Extract every line that contains the word "JSON".
### Data for the task ###
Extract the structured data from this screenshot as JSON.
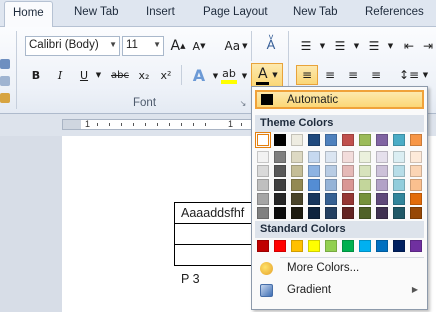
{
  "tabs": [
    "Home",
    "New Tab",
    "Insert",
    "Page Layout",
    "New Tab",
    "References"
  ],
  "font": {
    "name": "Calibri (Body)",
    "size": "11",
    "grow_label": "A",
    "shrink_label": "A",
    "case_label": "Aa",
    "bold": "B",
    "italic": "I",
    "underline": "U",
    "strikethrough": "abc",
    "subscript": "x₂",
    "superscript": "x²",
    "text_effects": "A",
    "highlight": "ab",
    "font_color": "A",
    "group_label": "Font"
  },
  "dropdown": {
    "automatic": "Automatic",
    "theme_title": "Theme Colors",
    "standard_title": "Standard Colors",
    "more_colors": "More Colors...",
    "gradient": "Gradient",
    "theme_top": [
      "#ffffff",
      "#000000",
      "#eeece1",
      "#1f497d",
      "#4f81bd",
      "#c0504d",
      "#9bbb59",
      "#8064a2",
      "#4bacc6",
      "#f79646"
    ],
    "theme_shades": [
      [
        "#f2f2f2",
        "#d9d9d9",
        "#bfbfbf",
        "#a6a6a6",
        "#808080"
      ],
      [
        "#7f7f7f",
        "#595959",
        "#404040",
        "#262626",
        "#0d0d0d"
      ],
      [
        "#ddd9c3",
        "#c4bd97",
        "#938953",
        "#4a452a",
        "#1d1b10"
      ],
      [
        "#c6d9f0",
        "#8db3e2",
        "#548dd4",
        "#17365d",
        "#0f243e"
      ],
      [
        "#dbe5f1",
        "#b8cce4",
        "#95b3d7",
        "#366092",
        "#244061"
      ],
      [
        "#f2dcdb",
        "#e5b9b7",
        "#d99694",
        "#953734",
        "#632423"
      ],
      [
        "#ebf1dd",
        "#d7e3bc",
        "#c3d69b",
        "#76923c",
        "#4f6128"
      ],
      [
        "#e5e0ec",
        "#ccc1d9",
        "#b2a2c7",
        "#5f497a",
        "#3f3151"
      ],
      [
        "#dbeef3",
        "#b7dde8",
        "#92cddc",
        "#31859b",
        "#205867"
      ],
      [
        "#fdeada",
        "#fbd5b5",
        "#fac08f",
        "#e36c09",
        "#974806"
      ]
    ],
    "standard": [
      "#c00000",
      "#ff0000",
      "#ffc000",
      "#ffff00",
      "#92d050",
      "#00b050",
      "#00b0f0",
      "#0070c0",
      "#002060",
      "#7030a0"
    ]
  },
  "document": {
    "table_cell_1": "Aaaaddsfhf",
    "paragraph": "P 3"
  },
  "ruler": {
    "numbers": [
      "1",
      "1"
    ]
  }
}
###
### Data for the task ###
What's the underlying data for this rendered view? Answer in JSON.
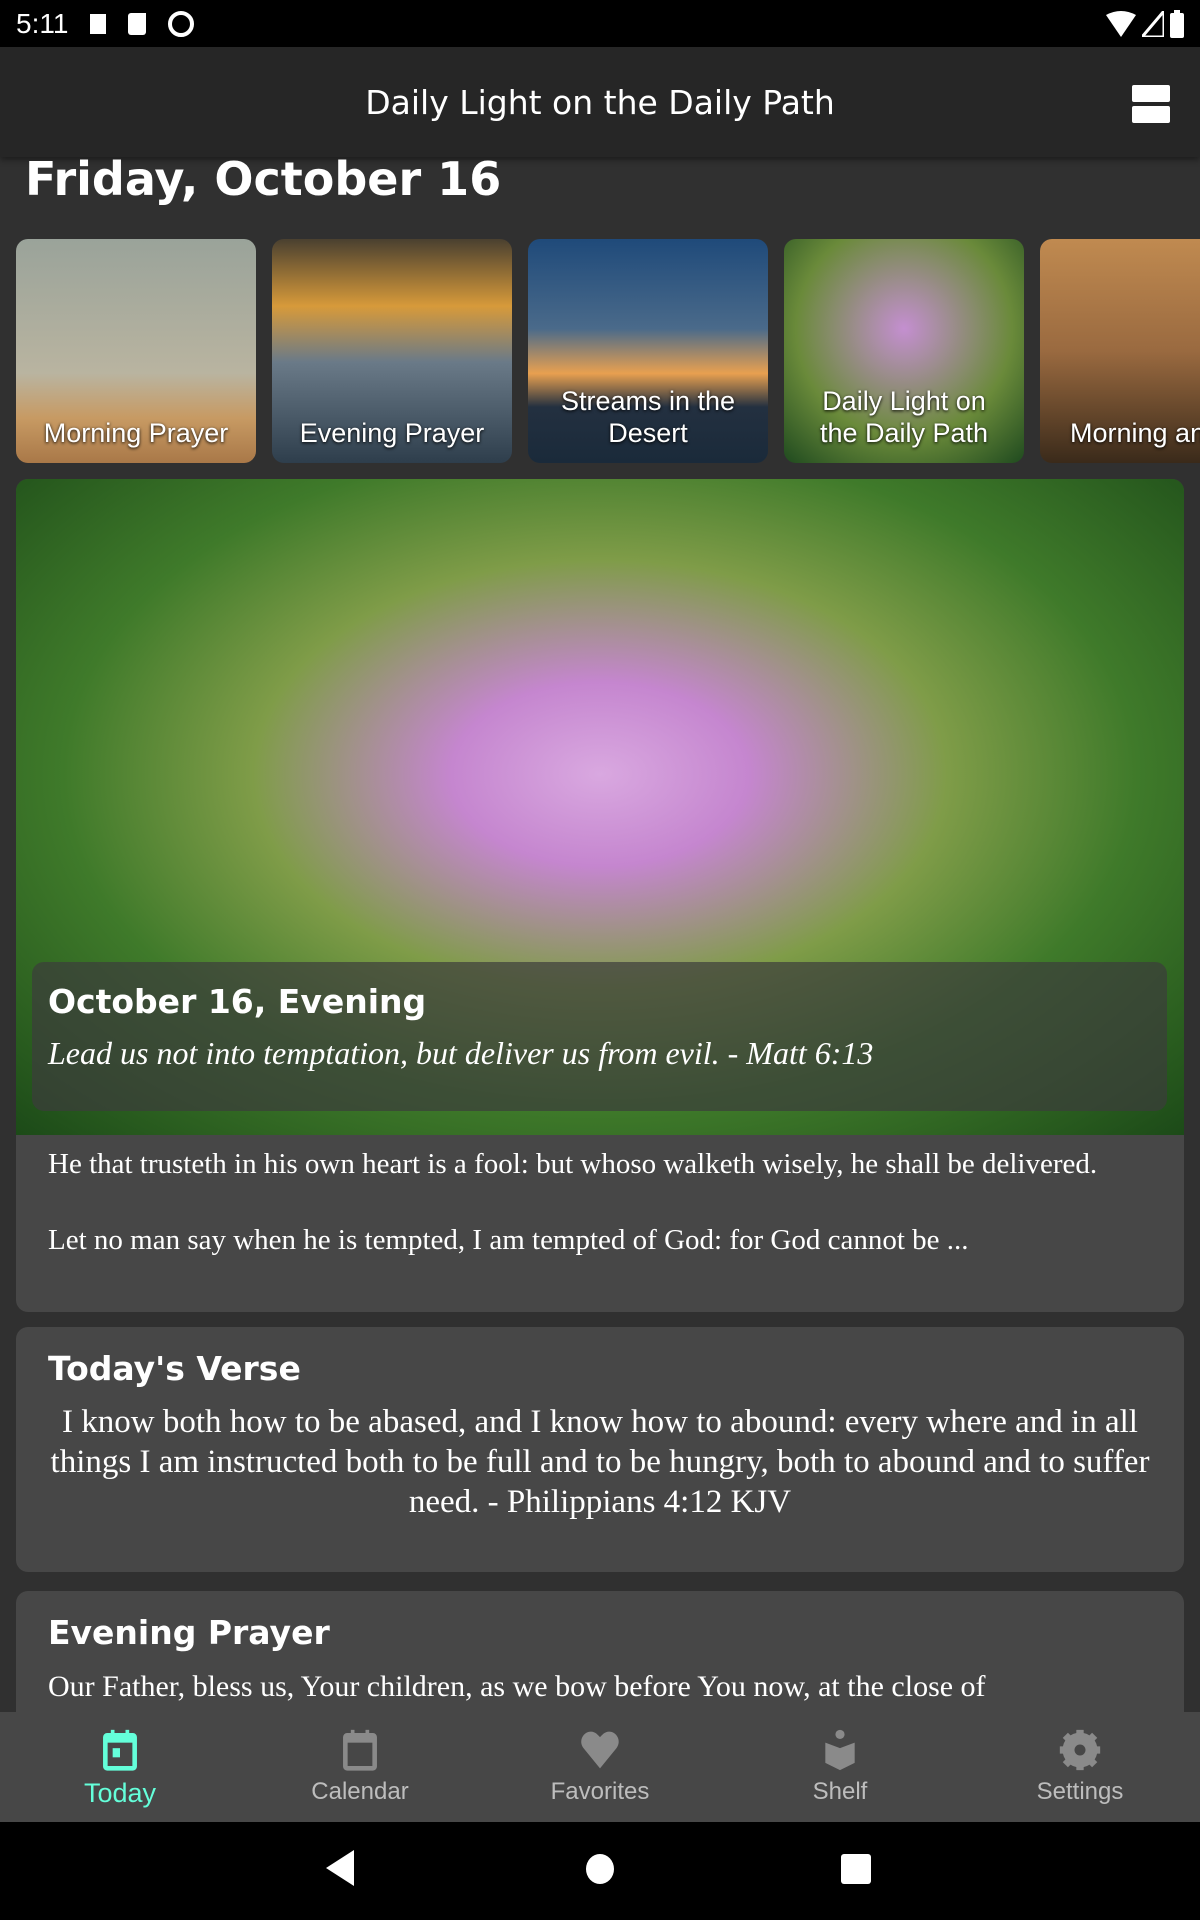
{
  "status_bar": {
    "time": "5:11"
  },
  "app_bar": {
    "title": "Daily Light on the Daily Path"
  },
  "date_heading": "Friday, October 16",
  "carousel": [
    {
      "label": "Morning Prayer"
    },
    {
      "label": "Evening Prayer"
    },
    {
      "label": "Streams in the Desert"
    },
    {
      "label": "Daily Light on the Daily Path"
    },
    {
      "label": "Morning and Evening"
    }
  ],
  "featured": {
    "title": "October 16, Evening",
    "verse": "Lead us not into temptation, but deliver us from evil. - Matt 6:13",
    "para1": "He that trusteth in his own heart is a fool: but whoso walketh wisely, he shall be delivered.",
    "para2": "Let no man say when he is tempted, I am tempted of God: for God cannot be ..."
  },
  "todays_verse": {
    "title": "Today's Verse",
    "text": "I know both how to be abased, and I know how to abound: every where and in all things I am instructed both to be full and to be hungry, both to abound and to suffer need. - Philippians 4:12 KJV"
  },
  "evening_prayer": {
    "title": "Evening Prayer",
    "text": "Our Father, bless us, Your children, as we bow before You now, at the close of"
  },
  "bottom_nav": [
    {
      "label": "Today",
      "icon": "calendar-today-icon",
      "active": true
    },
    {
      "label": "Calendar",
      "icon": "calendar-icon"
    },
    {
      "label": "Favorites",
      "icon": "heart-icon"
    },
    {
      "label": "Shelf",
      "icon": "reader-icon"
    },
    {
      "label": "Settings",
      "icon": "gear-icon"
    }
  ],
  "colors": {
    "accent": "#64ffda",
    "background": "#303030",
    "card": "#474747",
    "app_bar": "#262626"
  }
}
###
| Solution for this exercise |
Extract the structured data from this screenshot as JSON.
What's the underlying data for this rendered view? Answer in JSON.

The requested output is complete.